[Chart and figure data]
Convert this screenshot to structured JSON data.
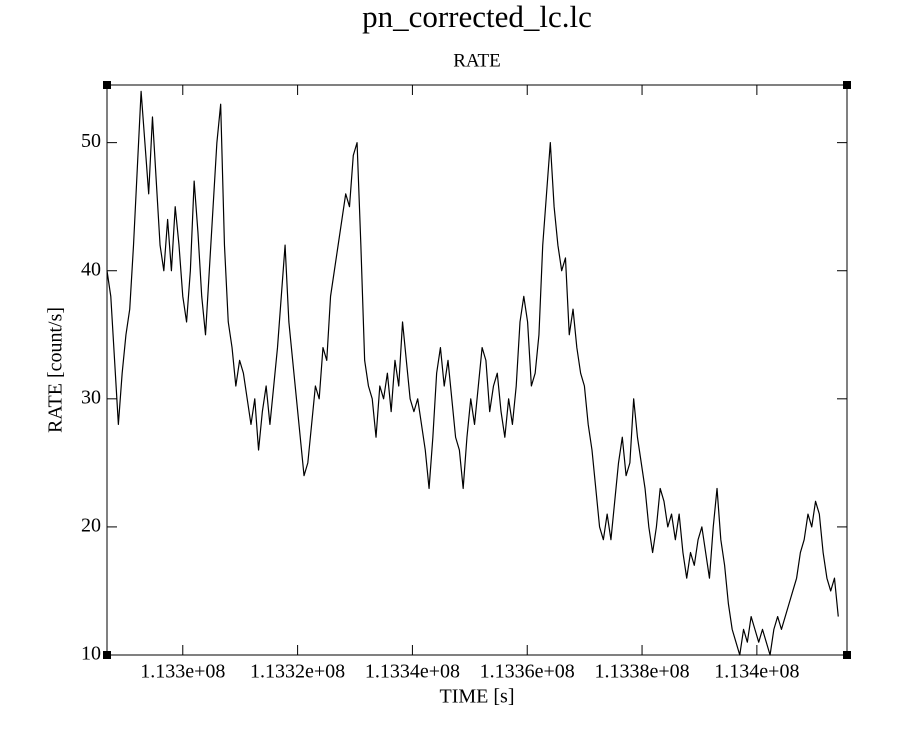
{
  "chart_data": {
    "type": "line",
    "title": "pn_corrected_lc.lc",
    "subtitle": "RATE",
    "x_label": "TIME [s]",
    "y_label": "RATE [count/s]",
    "xlim": [
      113286800,
      113415700
    ],
    "ylim": [
      10,
      54.5
    ],
    "xticks": [
      {
        "value": 113300000,
        "label": "1.133e+08"
      },
      {
        "value": 113320000,
        "label": "1.1332e+08"
      },
      {
        "value": 113340000,
        "label": "1.1334e+08"
      },
      {
        "value": 113360000,
        "label": "1.1336e+08"
      },
      {
        "value": 113380000,
        "label": "1.1338e+08"
      },
      {
        "value": 113400000,
        "label": "1.134e+08"
      }
    ],
    "yticks": [
      10,
      20,
      30,
      40,
      50
    ],
    "grid": false,
    "series": [
      {
        "name": "RATE",
        "color": "#000000",
        "x": [
          113286800,
          113287460,
          113288120,
          113288780,
          113289440,
          113290100,
          113290760,
          113291420,
          113292080,
          113292740,
          113293400,
          113294060,
          113294720,
          113295380,
          113296040,
          113296700,
          113297360,
          113298020,
          113298680,
          113299340,
          113300000,
          113300660,
          113301320,
          113301980,
          113302640,
          113303300,
          113303960,
          113304620,
          113305280,
          113305940,
          113306600,
          113307260,
          113307920,
          113308580,
          113309240,
          113309900,
          113310560,
          113311220,
          113311880,
          113312540,
          113313200,
          113313860,
          113314520,
          113315180,
          113315840,
          113316500,
          113317160,
          113317820,
          113318480,
          113319140,
          113319800,
          113320460,
          113321120,
          113321780,
          113322440,
          113323100,
          113323760,
          113324420,
          113325080,
          113325740,
          113326400,
          113327060,
          113327720,
          113328380,
          113329040,
          113329700,
          113330360,
          113331020,
          113331680,
          113332340,
          113333000,
          113333660,
          113334320,
          113334980,
          113335640,
          113336300,
          113336960,
          113337620,
          113338280,
          113338940,
          113339600,
          113340260,
          113340920,
          113341580,
          113342240,
          113342900,
          113343560,
          113344220,
          113344880,
          113345540,
          113346200,
          113346860,
          113347520,
          113348180,
          113348840,
          113349500,
          113350160,
          113350820,
          113351480,
          113352140,
          113352800,
          113353460,
          113354120,
          113354780,
          113355440,
          113356100,
          113356760,
          113357420,
          113358080,
          113358740,
          113359400,
          113360060,
          113360720,
          113361380,
          113362040,
          113362700,
          113363360,
          113364020,
          113364680,
          113365340,
          113366000,
          113366660,
          113367320,
          113367980,
          113368640,
          113369300,
          113369960,
          113370620,
          113371280,
          113371940,
          113372600,
          113373260,
          113373920,
          113374580,
          113375240,
          113375900,
          113376560,
          113377220,
          113377880,
          113378540,
          113379200,
          113379860,
          113380520,
          113381180,
          113381840,
          113382500,
          113383160,
          113383820,
          113384480,
          113385140,
          113385800,
          113386460,
          113387120,
          113387780,
          113388440,
          113389100,
          113389760,
          113390420,
          113391080,
          113391740,
          113392400,
          113393060,
          113393720,
          113394380,
          113395040,
          113395700,
          113396360,
          113397020,
          113397680,
          113398340,
          113399000,
          113399660,
          113400320,
          113400980,
          113401640,
          113402300,
          113402960,
          113403620,
          113404280,
          113404940,
          113405600,
          113406260,
          113406920,
          113407580,
          113408240,
          113408900,
          113409560,
          113410220,
          113410880,
          113411540,
          113412200,
          113412860,
          113413520,
          113414180
        ],
        "values": [
          40,
          38,
          33,
          28,
          32,
          35,
          37,
          42,
          48,
          54,
          50,
          46,
          52,
          47,
          42,
          40,
          44,
          40,
          45,
          42,
          38,
          36,
          40,
          47,
          43,
          38,
          35,
          40,
          45,
          50,
          53,
          42,
          36,
          34,
          31,
          33,
          32,
          30,
          28,
          30,
          26,
          29,
          31,
          28,
          31,
          34,
          38,
          42,
          36,
          33,
          30,
          27,
          24,
          25,
          28,
          31,
          30,
          34,
          33,
          38,
          40,
          42,
          44,
          46,
          45,
          49,
          50,
          42,
          33,
          31,
          30,
          27,
          31,
          30,
          32,
          29,
          33,
          31,
          36,
          33,
          30,
          29,
          30,
          28,
          26,
          23,
          27,
          32,
          34,
          31,
          33,
          30,
          27,
          26,
          23,
          27,
          30,
          28,
          31,
          34,
          33,
          29,
          31,
          32,
          29,
          27,
          30,
          28,
          31,
          36,
          38,
          36,
          31,
          32,
          35,
          42,
          46,
          50,
          45,
          42,
          40,
          41,
          35,
          37,
          34,
          32,
          31,
          28,
          26,
          23,
          20,
          19,
          21,
          19,
          22,
          25,
          27,
          24,
          25,
          30,
          27,
          25,
          23,
          20,
          18,
          20,
          23,
          22,
          20,
          21,
          19,
          21,
          18,
          16,
          18,
          17,
          19,
          20,
          18,
          16,
          20,
          23,
          19,
          17,
          14,
          12,
          11,
          10,
          12,
          11,
          13,
          12,
          11,
          12,
          11,
          10,
          12,
          13,
          12,
          13,
          14,
          15,
          16,
          18,
          19,
          21,
          20,
          22,
          21,
          18,
          16,
          15,
          16,
          13
        ]
      }
    ]
  }
}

_Task directions_.
Repeat the records above exactly, leaving out the pictures.

_Task output_.
Convert this screenshot to structured JSON data.
{
  "chart_data": {
    "type": "line",
    "title": "pn_corrected_lc.lc",
    "subtitle": "RATE",
    "x_label": "TIME [s]",
    "y_label": "RATE [count/s]",
    "xlim": [
      113286800,
      113415700
    ],
    "ylim": [
      10,
      54.5
    ],
    "xticks": [
      {
        "value": 113300000,
        "label": "1.133e+08"
      },
      {
        "value": 113320000,
        "label": "1.1332e+08"
      },
      {
        "value": 113340000,
        "label": "1.1334e+08"
      },
      {
        "value": 113360000,
        "label": "1.1336e+08"
      },
      {
        "value": 113380000,
        "label": "1.1338e+08"
      },
      {
        "value": 113400000,
        "label": "1.134e+08"
      }
    ],
    "yticks": [
      10,
      20,
      30,
      40,
      50
    ],
    "grid": false,
    "series": [
      {
        "name": "RATE",
        "color": "#000000",
        "x": [
          113286800,
          113287460,
          113288120,
          113288780,
          113289440,
          113290100,
          113290760,
          113291420,
          113292080,
          113292740,
          113293400,
          113294060,
          113294720,
          113295380,
          113296040,
          113296700,
          113297360,
          113298020,
          113298680,
          113299340,
          113300000,
          113300660,
          113301320,
          113301980,
          113302640,
          113303300,
          113303960,
          113304620,
          113305280,
          113305940,
          113306600,
          113307260,
          113307920,
          113308580,
          113309240,
          113309900,
          113310560,
          113311220,
          113311880,
          113312540,
          113313200,
          113313860,
          113314520,
          113315180,
          113315840,
          113316500,
          113317160,
          113317820,
          113318480,
          113319140,
          113319800,
          113320460,
          113321120,
          113321780,
          113322440,
          113323100,
          113323760,
          113324420,
          113325080,
          113325740,
          113326400,
          113327060,
          113327720,
          113328380,
          113329040,
          113329700,
          113330360,
          113331020,
          113331680,
          113332340,
          113333000,
          113333660,
          113334320,
          113334980,
          113335640,
          113336300,
          113336960,
          113337620,
          113338280,
          113338940,
          113339600,
          113340260,
          113340920,
          113341580,
          113342240,
          113342900,
          113343560,
          113344220,
          113344880,
          113345540,
          113346200,
          113346860,
          113347520,
          113348180,
          113348840,
          113349500,
          113350160,
          113350820,
          113351480,
          113352140,
          113352800,
          113353460,
          113354120,
          113354780,
          113355440,
          113356100,
          113356760,
          113357420,
          113358080,
          113358740,
          113359400,
          113360060,
          113360720,
          113361380,
          113362040,
          113362700,
          113363360,
          113364020,
          113364680,
          113365340,
          113366000,
          113366660,
          113367320,
          113367980,
          113368640,
          113369300,
          113369960,
          113370620,
          113371280,
          113371940,
          113372600,
          113373260,
          113373920,
          113374580,
          113375240,
          113375900,
          113376560,
          113377220,
          113377880,
          113378540,
          113379200,
          113379860,
          113380520,
          113381180,
          113381840,
          113382500,
          113383160,
          113383820,
          113384480,
          113385140,
          113385800,
          113386460,
          113387120,
          113387780,
          113388440,
          113389100,
          113389760,
          113390420,
          113391080,
          113391740,
          113392400,
          113393060,
          113393720,
          113394380,
          113395040,
          113395700,
          113396360,
          113397020,
          113397680,
          113398340,
          113399000,
          113399660,
          113400320,
          113400980,
          113401640,
          113402300,
          113402960,
          113403620,
          113404280,
          113404940,
          113405600,
          113406260,
          113406920,
          113407580,
          113408240,
          113408900,
          113409560,
          113410220,
          113410880,
          113411540,
          113412200,
          113412860,
          113413520,
          113414180
        ],
        "values": [
          40,
          38,
          33,
          28,
          32,
          35,
          37,
          42,
          48,
          54,
          50,
          46,
          52,
          47,
          42,
          40,
          44,
          40,
          45,
          42,
          38,
          36,
          40,
          47,
          43,
          38,
          35,
          40,
          45,
          50,
          53,
          42,
          36,
          34,
          31,
          33,
          32,
          30,
          28,
          30,
          26,
          29,
          31,
          28,
          31,
          34,
          38,
          42,
          36,
          33,
          30,
          27,
          24,
          25,
          28,
          31,
          30,
          34,
          33,
          38,
          40,
          42,
          44,
          46,
          45,
          49,
          50,
          42,
          33,
          31,
          30,
          27,
          31,
          30,
          32,
          29,
          33,
          31,
          36,
          33,
          30,
          29,
          30,
          28,
          26,
          23,
          27,
          32,
          34,
          31,
          33,
          30,
          27,
          26,
          23,
          27,
          30,
          28,
          31,
          34,
          33,
          29,
          31,
          32,
          29,
          27,
          30,
          28,
          31,
          36,
          38,
          36,
          31,
          32,
          35,
          42,
          46,
          50,
          45,
          42,
          40,
          41,
          35,
          37,
          34,
          32,
          31,
          28,
          26,
          23,
          20,
          19,
          21,
          19,
          22,
          25,
          27,
          24,
          25,
          30,
          27,
          25,
          23,
          20,
          18,
          20,
          23,
          22,
          20,
          21,
          19,
          21,
          18,
          16,
          18,
          17,
          19,
          20,
          18,
          16,
          20,
          23,
          19,
          17,
          14,
          12,
          11,
          10,
          12,
          11,
          13,
          12,
          11,
          12,
          11,
          10,
          12,
          13,
          12,
          13,
          14,
          15,
          16,
          18,
          19,
          21,
          20,
          22,
          21,
          18,
          16,
          15,
          16,
          13
        ]
      }
    ]
  }
}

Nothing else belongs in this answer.